── PROVIDED MATERIAL

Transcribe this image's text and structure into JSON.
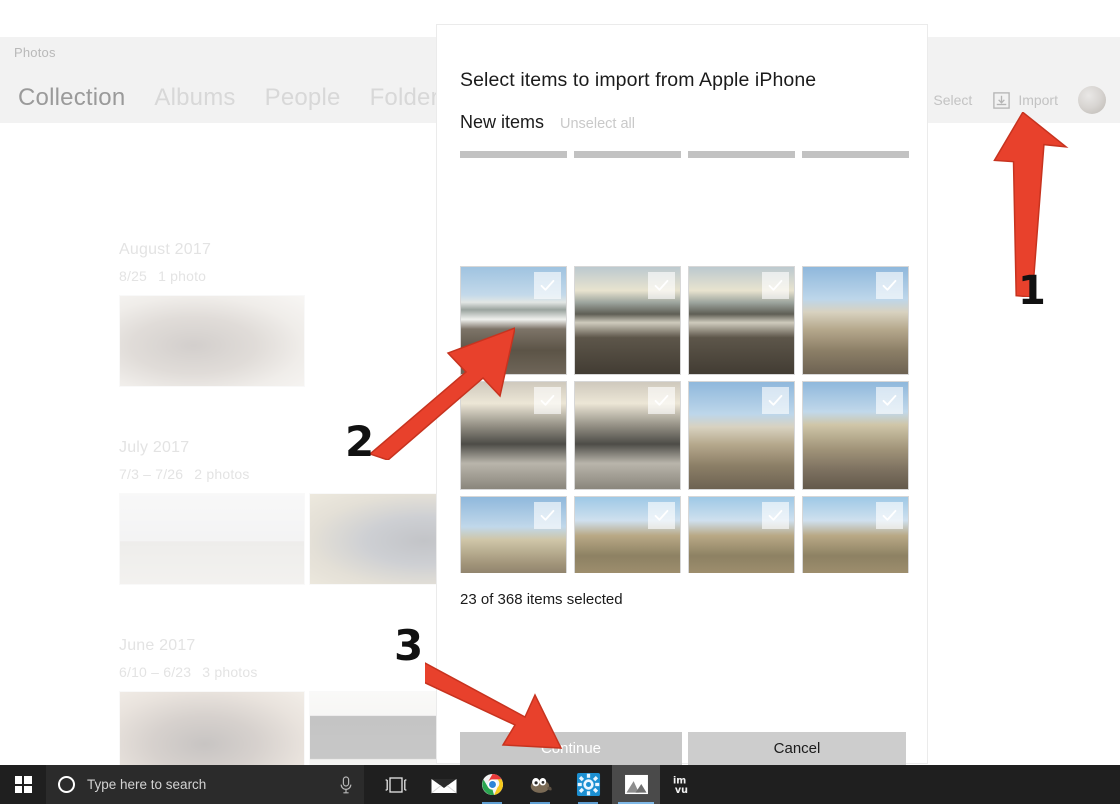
{
  "app": {
    "name": "Photos",
    "nav": [
      {
        "label": "Collection",
        "active": true
      },
      {
        "label": "Albums",
        "active": false
      },
      {
        "label": "People",
        "active": false
      },
      {
        "label": "Folders",
        "active": false
      }
    ],
    "toolbar": {
      "select_label": "Select",
      "select_icon": "select-icon",
      "import_label": "Import",
      "import_icon": "import-tray-icon",
      "avatar_icon": "account-avatar"
    }
  },
  "collection": {
    "groups": [
      {
        "title": "August 2017",
        "dates": "8/25",
        "count": "1 photo",
        "thumbs": [
          "ph-teen"
        ]
      },
      {
        "title": "July 2017",
        "dates": "7/3 – 7/26",
        "count": "2 photos",
        "thumbs": [
          "ph-light",
          "ph-girls"
        ]
      },
      {
        "title": "June 2017",
        "dates": "6/10 – 6/23",
        "count": "3 photos",
        "thumbs": [
          "ph-boy",
          "ph-cat"
        ]
      }
    ]
  },
  "dialog": {
    "title": "Select items to import from Apple iPhone",
    "subtitle": "New items",
    "unselect_all_label": "Unselect all",
    "status": "23 of 368 items selected",
    "continue_label": "Continue",
    "cancel_label": "Cancel",
    "selected_count": 23,
    "total_count": 368,
    "check_icon": "checkmark-icon",
    "thumbnails": [
      {
        "row": 0,
        "style": "pa",
        "partial": true,
        "checked": false
      },
      {
        "row": 0,
        "style": "pa",
        "partial": true,
        "checked": false
      },
      {
        "row": 0,
        "style": "pa",
        "partial": true,
        "checked": false
      },
      {
        "row": 0,
        "style": "pa",
        "partial": true,
        "checked": false
      },
      {
        "row": 1,
        "style": "pa",
        "partial": false,
        "checked": true
      },
      {
        "row": 1,
        "style": "pb",
        "partial": false,
        "checked": true
      },
      {
        "row": 1,
        "style": "pb",
        "partial": false,
        "checked": true
      },
      {
        "row": 1,
        "style": "pc",
        "partial": false,
        "checked": true
      },
      {
        "row": 2,
        "style": "ph",
        "partial": false,
        "checked": true
      },
      {
        "row": 2,
        "style": "ph",
        "partial": false,
        "checked": true
      },
      {
        "row": 2,
        "style": "pc",
        "partial": false,
        "checked": true
      },
      {
        "row": 2,
        "style": "pd",
        "partial": false,
        "checked": true
      },
      {
        "row": 3,
        "style": "pd",
        "partial": false,
        "checked": true
      },
      {
        "row": 3,
        "style": "pe",
        "partial": false,
        "checked": true
      },
      {
        "row": 3,
        "style": "pe",
        "partial": false,
        "checked": true
      },
      {
        "row": 3,
        "style": "pe",
        "partial": false,
        "checked": true
      },
      {
        "row": 4,
        "style": "pg",
        "partial": false,
        "checked": true
      },
      {
        "row": 4,
        "style": "pg",
        "partial": false,
        "checked": true
      },
      {
        "row": 4,
        "style": "pf",
        "partial": false,
        "checked": true
      },
      {
        "row": 4,
        "style": "pf",
        "partial": false,
        "checked": true
      }
    ]
  },
  "annotations": {
    "color": "#e8412c",
    "steps": [
      {
        "number": "1",
        "target": "import-button"
      },
      {
        "number": "2",
        "target": "photo-grid"
      },
      {
        "number": "3",
        "target": "continue-button"
      }
    ]
  },
  "taskbar": {
    "start_icon": "windows-start-icon",
    "cortana_icon": "cortana-ring-icon",
    "search_placeholder": "Type here to search",
    "mic_icon": "microphone-icon",
    "items": [
      {
        "name": "task-view-icon",
        "label": "Task View"
      },
      {
        "name": "mail-icon",
        "label": "Mail"
      },
      {
        "name": "chrome-icon",
        "label": "Google Chrome"
      },
      {
        "name": "gimp-icon",
        "label": "GIMP"
      },
      {
        "name": "settings-app-icon",
        "label": "Settings"
      },
      {
        "name": "photos-icon",
        "label": "Photos"
      },
      {
        "name": "imvu-icon",
        "label": "IMVU"
      }
    ]
  }
}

────

* [WHAT THE EXERCISE ASKS] From the listing above, pick out every line containing "button".

* [TASK RESPONSE]
        "target": "import-button"
        "target": "continue-button"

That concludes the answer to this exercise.